De bonnes performances portées notamment par l’essor de la vente directe via les boutiques artistes. Une manne encore modeste, de 10,5 millions d’euros, mais qui a été multipliée par 5 en 5 ans. «Le phénomène est très observé par l’industrie car il permet de développer l’engagement des communautés de fans, constate Alexandre Lasch. Toutes les sorties importantes d’artistes s’accompagnent aujourd’hui d’une stratégie “direct to fans”, avec un merchandising dédié, avec des exclusivités… Ce sont de véritables laboratoires d’innovation commerciale».

__Données fournies__
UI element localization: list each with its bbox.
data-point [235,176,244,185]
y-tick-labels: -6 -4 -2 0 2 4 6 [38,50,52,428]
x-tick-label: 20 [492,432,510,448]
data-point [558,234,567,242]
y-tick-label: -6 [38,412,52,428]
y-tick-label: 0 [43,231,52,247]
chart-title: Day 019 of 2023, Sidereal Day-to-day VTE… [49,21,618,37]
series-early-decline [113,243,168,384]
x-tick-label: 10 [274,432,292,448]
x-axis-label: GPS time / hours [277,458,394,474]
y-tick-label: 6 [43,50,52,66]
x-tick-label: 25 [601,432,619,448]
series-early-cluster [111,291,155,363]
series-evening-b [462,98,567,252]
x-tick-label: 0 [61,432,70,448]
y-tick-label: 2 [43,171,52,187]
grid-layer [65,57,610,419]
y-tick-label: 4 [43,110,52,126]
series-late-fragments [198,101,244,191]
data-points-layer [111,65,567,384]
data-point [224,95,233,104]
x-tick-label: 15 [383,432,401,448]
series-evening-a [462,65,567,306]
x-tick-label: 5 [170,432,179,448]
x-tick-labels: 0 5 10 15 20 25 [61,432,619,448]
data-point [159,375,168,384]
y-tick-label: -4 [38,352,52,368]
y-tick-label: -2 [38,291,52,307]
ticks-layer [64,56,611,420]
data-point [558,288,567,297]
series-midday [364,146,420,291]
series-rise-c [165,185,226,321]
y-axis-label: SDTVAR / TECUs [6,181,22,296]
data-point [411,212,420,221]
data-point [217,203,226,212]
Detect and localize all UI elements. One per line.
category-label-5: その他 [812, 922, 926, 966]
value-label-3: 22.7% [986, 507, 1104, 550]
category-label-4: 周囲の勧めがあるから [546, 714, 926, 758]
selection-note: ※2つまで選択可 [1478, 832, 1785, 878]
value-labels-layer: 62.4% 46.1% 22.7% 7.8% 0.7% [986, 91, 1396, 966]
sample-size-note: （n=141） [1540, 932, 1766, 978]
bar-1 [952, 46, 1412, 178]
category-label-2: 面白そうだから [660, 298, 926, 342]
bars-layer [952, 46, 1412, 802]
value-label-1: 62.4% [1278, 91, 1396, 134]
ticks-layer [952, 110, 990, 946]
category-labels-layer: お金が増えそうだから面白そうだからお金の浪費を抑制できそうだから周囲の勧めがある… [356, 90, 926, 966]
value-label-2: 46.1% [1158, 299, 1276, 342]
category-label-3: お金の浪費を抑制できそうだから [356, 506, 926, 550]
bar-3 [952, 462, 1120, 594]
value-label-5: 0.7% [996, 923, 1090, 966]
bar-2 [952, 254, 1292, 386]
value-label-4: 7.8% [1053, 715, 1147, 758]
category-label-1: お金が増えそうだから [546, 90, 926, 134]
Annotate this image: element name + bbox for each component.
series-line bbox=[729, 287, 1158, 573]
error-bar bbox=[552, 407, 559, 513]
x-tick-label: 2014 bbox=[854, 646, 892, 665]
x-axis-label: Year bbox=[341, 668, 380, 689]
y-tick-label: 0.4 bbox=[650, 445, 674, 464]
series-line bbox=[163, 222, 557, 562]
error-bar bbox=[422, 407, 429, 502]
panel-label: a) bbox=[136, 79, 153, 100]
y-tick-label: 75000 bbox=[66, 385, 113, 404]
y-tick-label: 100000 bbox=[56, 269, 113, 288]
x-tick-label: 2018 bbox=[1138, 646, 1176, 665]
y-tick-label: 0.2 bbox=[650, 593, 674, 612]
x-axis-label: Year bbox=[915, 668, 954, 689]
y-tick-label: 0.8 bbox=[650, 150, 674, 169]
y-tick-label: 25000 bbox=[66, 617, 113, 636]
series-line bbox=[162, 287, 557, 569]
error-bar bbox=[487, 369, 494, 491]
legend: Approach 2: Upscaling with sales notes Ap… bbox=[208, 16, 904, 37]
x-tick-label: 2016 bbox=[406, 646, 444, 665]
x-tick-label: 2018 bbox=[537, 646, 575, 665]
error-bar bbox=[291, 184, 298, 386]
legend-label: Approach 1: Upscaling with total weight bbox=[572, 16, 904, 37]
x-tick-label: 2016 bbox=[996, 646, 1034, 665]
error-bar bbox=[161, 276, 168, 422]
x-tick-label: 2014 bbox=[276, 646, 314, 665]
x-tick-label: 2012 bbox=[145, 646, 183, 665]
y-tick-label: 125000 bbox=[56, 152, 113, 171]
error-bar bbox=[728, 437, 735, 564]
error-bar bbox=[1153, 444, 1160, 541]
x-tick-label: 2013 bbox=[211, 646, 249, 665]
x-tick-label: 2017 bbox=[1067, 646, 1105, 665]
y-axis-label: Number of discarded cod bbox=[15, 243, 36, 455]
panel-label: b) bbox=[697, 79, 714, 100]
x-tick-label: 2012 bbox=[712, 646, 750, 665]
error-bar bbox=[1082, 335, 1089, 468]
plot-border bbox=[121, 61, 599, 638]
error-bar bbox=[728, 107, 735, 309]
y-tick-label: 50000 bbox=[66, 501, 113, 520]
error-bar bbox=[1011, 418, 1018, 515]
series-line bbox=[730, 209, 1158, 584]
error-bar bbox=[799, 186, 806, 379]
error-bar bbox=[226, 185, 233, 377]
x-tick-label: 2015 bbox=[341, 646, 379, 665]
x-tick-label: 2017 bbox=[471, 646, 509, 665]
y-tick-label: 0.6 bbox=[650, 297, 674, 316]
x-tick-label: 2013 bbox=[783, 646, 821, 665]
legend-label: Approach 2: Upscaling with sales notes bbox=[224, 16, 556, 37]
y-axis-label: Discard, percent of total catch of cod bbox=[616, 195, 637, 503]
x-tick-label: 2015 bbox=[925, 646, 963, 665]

__Activité 1__
Selon l'extrait sur la vente directe des artistes, à combien s'élève la manne issue des boutiques artistes ?
__Activité 2__
Rédigez la suite de l'extrait sur la vente directe des artistes.
Ces lignes n'ont aucun lien avec l'extrait.

__Réponse rédigée 1__
Elle s'élève à 10,5 millions d'euros.

__Réponse rédigée 2__
Rap, Pop, Rock, Electro… Quel que soit leur genre, «les chanteurs et musiciens tendent à suivre l’exemple des “armées” de la K-POP. Ils constituent des “fandoms” dont les membres deviennent des ambassadeurs très prescripteurs auprès du public, que ce soit au travers des réseaux sociaux ou via le bouche-à-oreille dans la vie réelle. Leur impact est très positif, et beaucoup plus large sur la consommation que le seul chiffre d’affaires de ce segment ne le laisse voir pour l’instant», insiste le directeur général du Snep.

«Énorme carton» pour une chanson introduite dans Bref 2

Troisième contributeur du marché, les droits voisins (diffusion dans les lieux publics, radio, clips à la télévision…), ont rapporté l’an dernier près de 123 millions d’euros (+2,3%). Enfin, la synchronisation (musique utilisée dans un film, une série, des publicités, des jeux vidéo, une émission TV…) a progressé de près de 19% à 36 millions d’euros. Ce dernier segment représente une opportunité, notamment pour le patrimoine musical français, de toucher de nouveaux publics.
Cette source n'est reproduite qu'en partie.